DIRECTIONS FOR THIS TASK>
No images are to be carried over; print all other material exactly as it stands.

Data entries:
-*-
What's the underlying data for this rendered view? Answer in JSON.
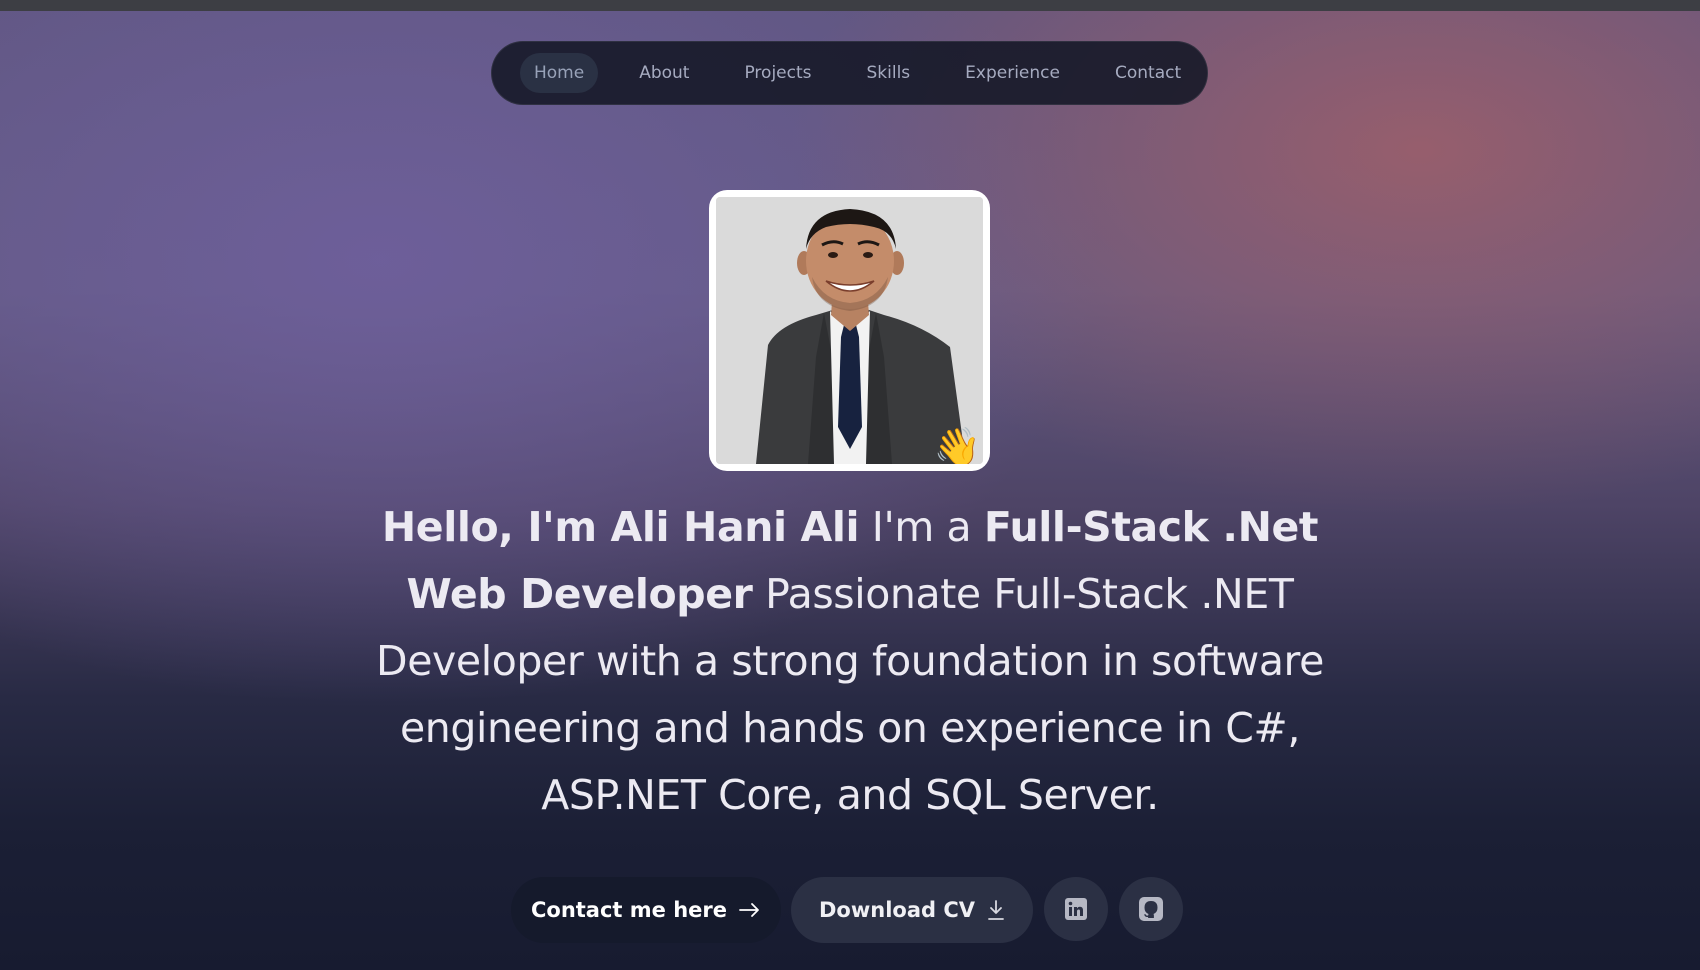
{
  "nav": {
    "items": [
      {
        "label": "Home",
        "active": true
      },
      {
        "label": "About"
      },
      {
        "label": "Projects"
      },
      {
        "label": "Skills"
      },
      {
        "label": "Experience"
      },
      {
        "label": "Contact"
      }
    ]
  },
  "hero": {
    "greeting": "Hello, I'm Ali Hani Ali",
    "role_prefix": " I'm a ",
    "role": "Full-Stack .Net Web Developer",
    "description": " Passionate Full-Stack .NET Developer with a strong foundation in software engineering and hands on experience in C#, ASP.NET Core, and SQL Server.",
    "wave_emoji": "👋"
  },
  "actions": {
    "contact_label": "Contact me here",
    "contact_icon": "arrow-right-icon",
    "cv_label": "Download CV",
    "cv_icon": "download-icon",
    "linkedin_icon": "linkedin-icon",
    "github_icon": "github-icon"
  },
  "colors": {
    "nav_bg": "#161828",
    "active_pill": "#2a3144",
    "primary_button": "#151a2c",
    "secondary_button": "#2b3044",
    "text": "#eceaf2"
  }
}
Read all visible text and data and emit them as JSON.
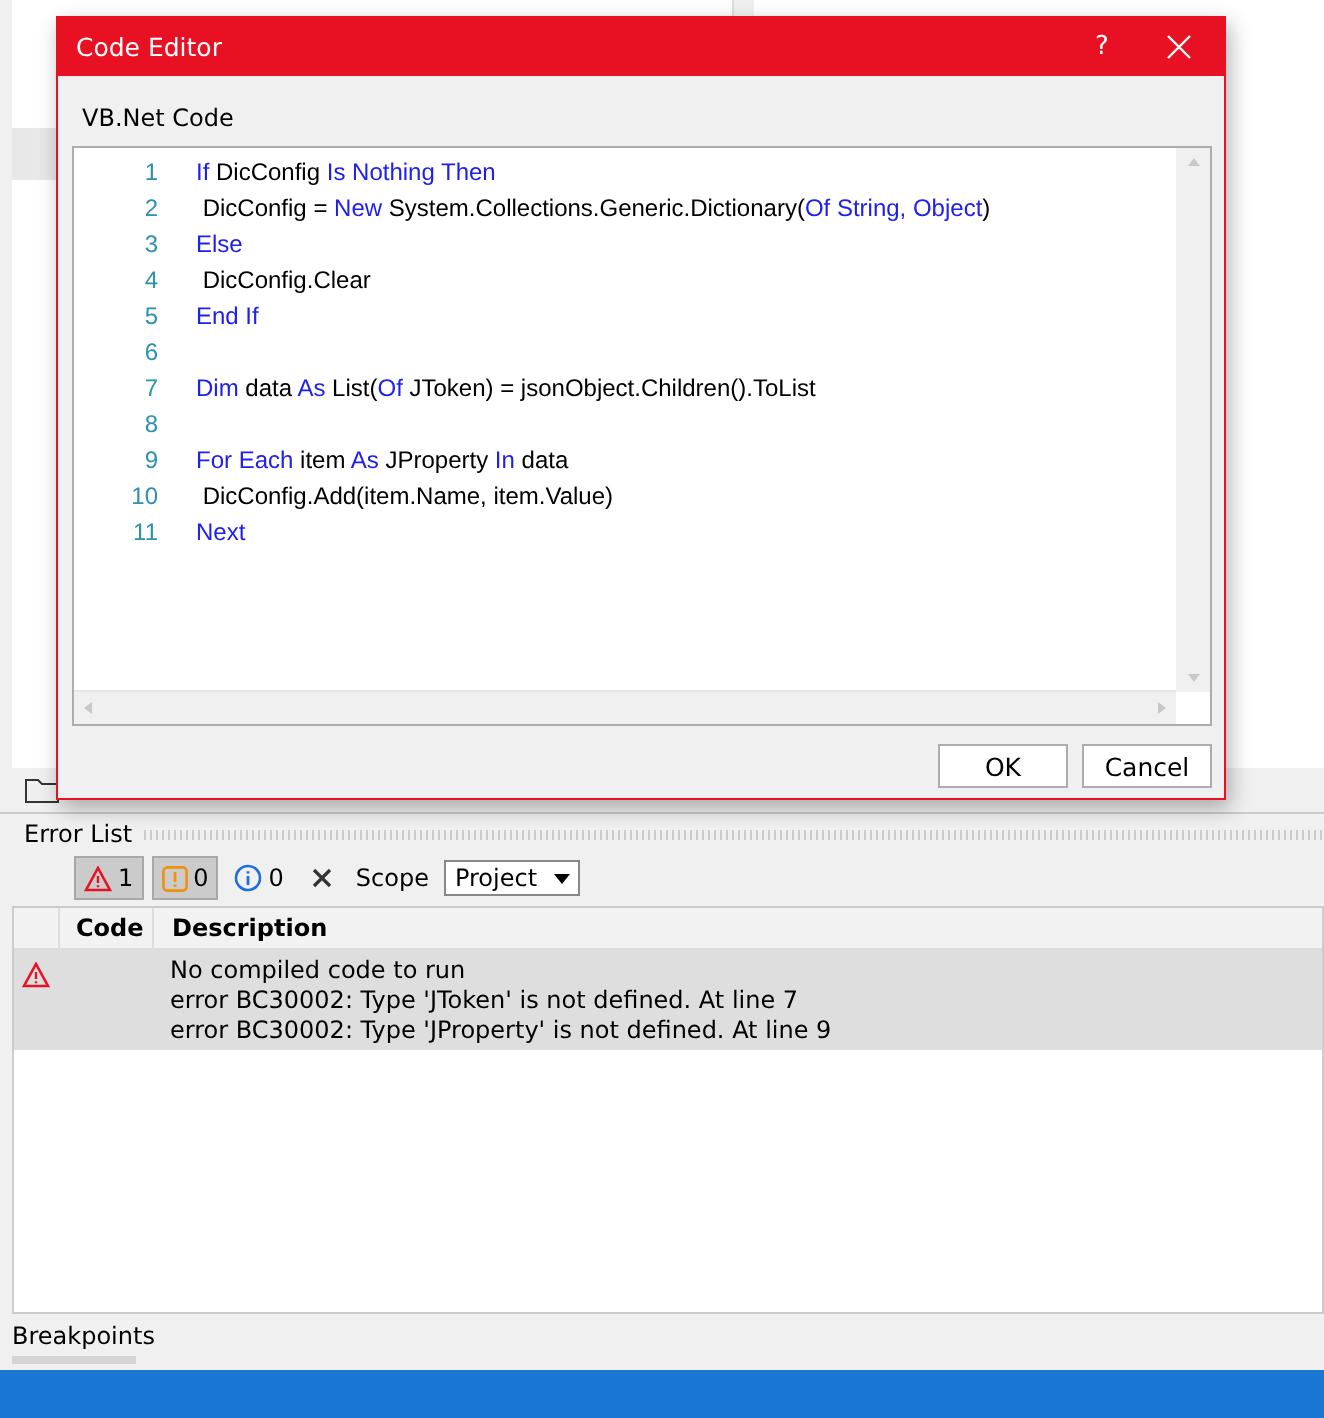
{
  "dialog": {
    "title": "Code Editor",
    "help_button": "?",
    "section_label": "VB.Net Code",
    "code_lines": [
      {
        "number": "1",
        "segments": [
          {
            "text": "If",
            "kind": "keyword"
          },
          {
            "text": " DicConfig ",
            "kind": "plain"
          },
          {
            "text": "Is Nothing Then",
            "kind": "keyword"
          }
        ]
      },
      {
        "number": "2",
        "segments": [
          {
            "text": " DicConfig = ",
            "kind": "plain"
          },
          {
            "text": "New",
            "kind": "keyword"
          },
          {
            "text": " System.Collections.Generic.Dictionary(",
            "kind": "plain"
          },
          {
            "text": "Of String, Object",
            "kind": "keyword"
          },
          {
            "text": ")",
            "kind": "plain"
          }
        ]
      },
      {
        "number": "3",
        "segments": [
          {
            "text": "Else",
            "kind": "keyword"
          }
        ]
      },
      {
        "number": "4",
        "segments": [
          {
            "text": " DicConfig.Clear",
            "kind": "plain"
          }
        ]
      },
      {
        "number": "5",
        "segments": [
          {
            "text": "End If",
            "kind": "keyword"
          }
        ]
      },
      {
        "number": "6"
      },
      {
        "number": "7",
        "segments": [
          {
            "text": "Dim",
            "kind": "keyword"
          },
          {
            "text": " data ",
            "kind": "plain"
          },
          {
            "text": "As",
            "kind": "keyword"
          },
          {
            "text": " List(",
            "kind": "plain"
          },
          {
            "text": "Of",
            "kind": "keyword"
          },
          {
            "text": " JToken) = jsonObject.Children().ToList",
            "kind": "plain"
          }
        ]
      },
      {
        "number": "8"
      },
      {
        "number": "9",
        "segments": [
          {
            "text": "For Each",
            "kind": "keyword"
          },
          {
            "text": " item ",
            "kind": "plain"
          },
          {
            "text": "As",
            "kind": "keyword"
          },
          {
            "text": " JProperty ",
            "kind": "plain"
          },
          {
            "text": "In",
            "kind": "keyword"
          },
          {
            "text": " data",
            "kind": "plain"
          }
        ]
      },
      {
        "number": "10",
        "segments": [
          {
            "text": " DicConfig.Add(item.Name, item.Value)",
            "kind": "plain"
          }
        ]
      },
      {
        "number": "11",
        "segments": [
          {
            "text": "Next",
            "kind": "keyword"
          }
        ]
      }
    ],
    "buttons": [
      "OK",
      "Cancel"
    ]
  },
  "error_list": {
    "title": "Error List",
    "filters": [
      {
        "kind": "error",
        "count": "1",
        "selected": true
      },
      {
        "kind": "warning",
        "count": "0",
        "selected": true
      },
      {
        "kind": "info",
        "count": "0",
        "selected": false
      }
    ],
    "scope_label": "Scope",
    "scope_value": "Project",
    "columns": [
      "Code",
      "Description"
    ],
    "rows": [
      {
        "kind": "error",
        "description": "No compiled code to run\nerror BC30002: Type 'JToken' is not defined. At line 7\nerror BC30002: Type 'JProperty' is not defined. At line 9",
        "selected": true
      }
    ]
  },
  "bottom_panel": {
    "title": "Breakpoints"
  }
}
-*-
OUTPUT BELOW>
What's the underlying data for this rendered view? Answer in JSON.
{
  "nav": {
    "items": [
      {
        "label": "Home",
        "active": true
      },
      {
        "label": "About"
      },
      {
        "label": "Projects"
      },
      {
        "label": "Skills"
      },
      {
        "label": "Experience"
      },
      {
        "label": "Contact"
      }
    ]
  },
  "hero": {
    "greeting": "Hello, I'm Ali Hani Ali",
    "role_prefix": " I'm a ",
    "role": "Full-Stack .Net Web Developer",
    "description": " Passionate Full-Stack .NET Developer with a strong foundation in software engineering and hands on experience in C#, ASP.NET Core, and SQL Server.",
    "wave_emoji": "👋"
  },
  "actions": {
    "contact_label": "Contact me here",
    "contact_icon": "arrow-right-icon",
    "cv_label": "Download CV",
    "cv_icon": "download-icon",
    "linkedin_icon": "linkedin-icon",
    "github_icon": "github-icon"
  },
  "colors": {
    "nav_bg": "#161828",
    "active_pill": "#2a3144",
    "primary_button": "#151a2c",
    "secondary_button": "#2b3044",
    "text": "#eceaf2"
  }
}
Read all visible text and data and emit them as JSON.
{
  "dialog": {
    "title": "Code Editor",
    "help_button": "?",
    "section_label": "VB.Net Code",
    "code_lines": [
      {
        "number": "1",
        "segments": [
          {
            "text": "If",
            "kind": "keyword"
          },
          {
            "text": " DicConfig ",
            "kind": "plain"
          },
          {
            "text": "Is Nothing Then",
            "kind": "keyword"
          }
        ]
      },
      {
        "number": "2",
        "segments": [
          {
            "text": " DicConfig = ",
            "kind": "plain"
          },
          {
            "text": "New",
            "kind": "keyword"
          },
          {
            "text": " System.Collections.Generic.Dictionary(",
            "kind": "plain"
          },
          {
            "text": "Of String, Object",
            "kind": "keyword"
          },
          {
            "text": ")",
            "kind": "plain"
          }
        ]
      },
      {
        "number": "3",
        "segments": [
          {
            "text": "Else",
            "kind": "keyword"
          }
        ]
      },
      {
        "number": "4",
        "segments": [
          {
            "text": " DicConfig.Clear",
            "kind": "plain"
          }
        ]
      },
      {
        "number": "5",
        "segments": [
          {
            "text": "End If",
            "kind": "keyword"
          }
        ]
      },
      {
        "number": "6"
      },
      {
        "number": "7",
        "segments": [
          {
            "text": "Dim",
            "kind": "keyword"
          },
          {
            "text": " data ",
            "kind": "plain"
          },
          {
            "text": "As",
            "kind": "keyword"
          },
          {
            "text": " List(",
            "kind": "plain"
          },
          {
            "text": "Of",
            "kind": "keyword"
          },
          {
            "text": " JToken) = jsonObject.Children().ToList",
            "kind": "plain"
          }
        ]
      },
      {
        "number": "8"
      },
      {
        "number": "9",
        "segments": [
          {
            "text": "For Each",
            "kind": "keyword"
          },
          {
            "text": " item ",
            "kind": "plain"
          },
          {
            "text": "As",
            "kind": "keyword"
          },
          {
            "text": " JProperty ",
            "kind": "plain"
          },
          {
            "text": "In",
            "kind": "keyword"
          },
          {
            "text": " data",
            "kind": "plain"
          }
        ]
      },
      {
        "number": "10",
        "segments": [
          {
            "text": " DicConfig.Add(item.Name, item.Value)",
            "kind": "plain"
          }
        ]
      },
      {
        "number": "11",
        "segments": [
          {
            "text": "Next",
            "kind": "keyword"
          }
        ]
      }
    ],
    "buttons": [
      "OK",
      "Cancel"
    ]
  },
  "error_list": {
    "title": "Error List",
    "filters": [
      {
        "kind": "error",
        "count": "1",
        "selected": true
      },
      {
        "kind": "warning",
        "count": "0",
        "selected": true
      },
      {
        "kind": "info",
        "count": "0",
        "selected": false
      }
    ],
    "scope_label": "Scope",
    "scope_value": "Project",
    "columns": [
      "Code",
      "Description"
    ],
    "rows": [
      {
        "kind": "error",
        "description": "No compiled code to run\nerror BC30002: Type 'JToken' is not defined. At line 7\nerror BC30002: Type 'JProperty' is not defined. At line 9",
        "selected": true
      }
    ]
  },
  "bottom_panel": {
    "title": "Breakpoints"
  }
}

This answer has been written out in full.